→ **Stated task**: Provide an exact reproduction of every entry.

Stored records
○ ○ ○

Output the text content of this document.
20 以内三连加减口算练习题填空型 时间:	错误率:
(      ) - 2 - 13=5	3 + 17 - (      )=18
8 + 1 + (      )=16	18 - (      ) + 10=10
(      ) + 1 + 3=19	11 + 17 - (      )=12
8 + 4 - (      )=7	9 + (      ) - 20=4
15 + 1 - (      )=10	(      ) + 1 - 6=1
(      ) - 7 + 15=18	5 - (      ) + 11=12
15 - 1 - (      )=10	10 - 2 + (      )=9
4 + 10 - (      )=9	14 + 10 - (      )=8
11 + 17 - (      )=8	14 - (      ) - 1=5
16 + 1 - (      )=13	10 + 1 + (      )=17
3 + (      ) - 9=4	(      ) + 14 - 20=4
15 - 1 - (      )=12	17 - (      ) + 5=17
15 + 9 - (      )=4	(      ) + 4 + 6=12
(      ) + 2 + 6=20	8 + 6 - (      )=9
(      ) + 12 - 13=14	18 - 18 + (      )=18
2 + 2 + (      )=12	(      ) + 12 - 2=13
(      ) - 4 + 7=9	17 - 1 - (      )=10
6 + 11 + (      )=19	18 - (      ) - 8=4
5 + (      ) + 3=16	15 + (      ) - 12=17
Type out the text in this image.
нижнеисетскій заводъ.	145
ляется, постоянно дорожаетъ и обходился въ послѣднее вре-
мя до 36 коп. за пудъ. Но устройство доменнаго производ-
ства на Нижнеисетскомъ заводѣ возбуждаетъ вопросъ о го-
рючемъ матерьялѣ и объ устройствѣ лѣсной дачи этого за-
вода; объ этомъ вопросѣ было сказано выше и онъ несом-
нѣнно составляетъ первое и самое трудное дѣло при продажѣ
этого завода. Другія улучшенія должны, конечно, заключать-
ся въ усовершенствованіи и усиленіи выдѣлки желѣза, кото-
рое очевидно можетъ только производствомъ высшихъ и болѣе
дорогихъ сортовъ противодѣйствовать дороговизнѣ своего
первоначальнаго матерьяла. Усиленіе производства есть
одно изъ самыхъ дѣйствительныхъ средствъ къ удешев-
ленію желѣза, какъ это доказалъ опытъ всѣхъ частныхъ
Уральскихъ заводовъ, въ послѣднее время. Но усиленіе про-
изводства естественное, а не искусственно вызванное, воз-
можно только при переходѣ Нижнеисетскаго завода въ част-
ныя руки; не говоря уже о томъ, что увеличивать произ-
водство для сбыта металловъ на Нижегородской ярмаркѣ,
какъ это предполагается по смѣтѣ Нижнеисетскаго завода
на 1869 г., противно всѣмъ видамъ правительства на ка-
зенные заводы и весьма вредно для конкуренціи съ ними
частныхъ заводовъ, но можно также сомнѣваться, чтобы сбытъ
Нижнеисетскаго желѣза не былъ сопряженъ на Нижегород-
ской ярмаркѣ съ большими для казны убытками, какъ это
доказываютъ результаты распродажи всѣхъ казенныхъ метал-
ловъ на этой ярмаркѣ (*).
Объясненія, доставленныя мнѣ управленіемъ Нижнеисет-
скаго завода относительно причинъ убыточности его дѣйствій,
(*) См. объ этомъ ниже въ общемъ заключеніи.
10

○ ○ ○

→ **Solution to this problem**:
Output the text content of this document.
20 以内三连加减口算练习题填空型 时间:	错误率:
(      ) - 2 - 13=5	3 + 17 - (      )=18
8 + 1 + (      )=16	18 - (      ) + 10=10
(      ) + 1 + 3=19	11 + 17 - (      )=12
8 + 4 - (      )=7	9 + (      ) - 20=4
15 + 1 - (      )=10	(      ) + 1 - 6=1
(      ) - 7 + 15=18	5 - (      ) + 11=12
15 - 1 - (      )=10	10 - 2 + (      )=9
4 + 10 - (      )=9	14 + 10 - (      )=8
11 + 17 - (      )=8	14 - (      ) - 1=5
16 + 1 - (      )=13	10 + 1 + (      )=17
3 + (      ) - 9=4	(      ) + 14 - 20=4
15 - 1 - (      )=12	17 - (      ) + 5=17
15 + 9 - (      )=4	(      ) + 4 + 6=12
(      ) + 2 + 6=20	8 + 6 - (      )=9
(      ) + 12 - 13=14	18 - 18 + (      )=18
2 + 2 + (      )=12	(      ) + 12 - 2=13
(      ) - 4 + 7=9	17 - 1 - (      )=10
6 + 11 + (      )=19	18 - (      ) - 8=4
5 + (      ) + 3=16	15 + (      ) - 12=17
Type out the text in this image.
нижнеисетскій заводъ.	145
ляется, постоянно дорожаетъ и обходился въ послѣднее вре-
мя до 36 коп. за пудъ. Но устройство доменнаго производ-
ства на Нижнеисетскомъ заводѣ возбуждаетъ вопросъ о го-
рючемъ матерьялѣ и объ устройствѣ лѣсной дачи этого за-
вода; объ этомъ вопросѣ было сказано выше и онъ несом-
нѣнно составляетъ первое и самое трудное дѣло при продажѣ
этого завода. Другія улучшенія должны, конечно, заключать-
ся въ усовершенствованіи и усиленіи выдѣлки желѣза, кото-
рое очевидно можетъ только производствомъ высшихъ и болѣе
дорогихъ сортовъ противодѣйствовать дороговизнѣ своего
первоначальнаго матерьяла. Усиленіе производства есть
одно изъ самыхъ дѣйствительныхъ средствъ къ удешев-
ленію желѣза, какъ это доказалъ опытъ всѣхъ частныхъ
Уральскихъ заводовъ, въ послѣднее время. Но усиленіе про-
изводства естественное, а не искусственно вызванное, воз-
можно только при переходѣ Нижнеисетскаго завода въ част-
ныя руки; не говоря уже о томъ, что увеличивать произ-
водство для сбыта металловъ на Нижегородской ярмаркѣ,
какъ это предполагается по смѣтѣ Нижнеисетскаго завода
на 1869 г., противно всѣмъ видамъ правительства на ка-
зенные заводы и весьма вредно для конкуренціи съ ними
частныхъ заводовъ, но можно также сомнѣваться, чтобы сбытъ
Нижнеисетскаго желѣза не былъ сопряженъ на Нижегород-
ской ярмаркѣ съ большими для казны убытками, какъ это
доказываютъ результаты распродажи всѣхъ казенныхъ метал-
ловъ на этой ярмаркѣ (*).
Объясненія, доставленныя мнѣ управленіемъ Нижнеисет-
скаго завода относительно причинъ убыточности его дѣйствій,
(*) См. объ этомъ ниже въ общемъ заключеніи.
10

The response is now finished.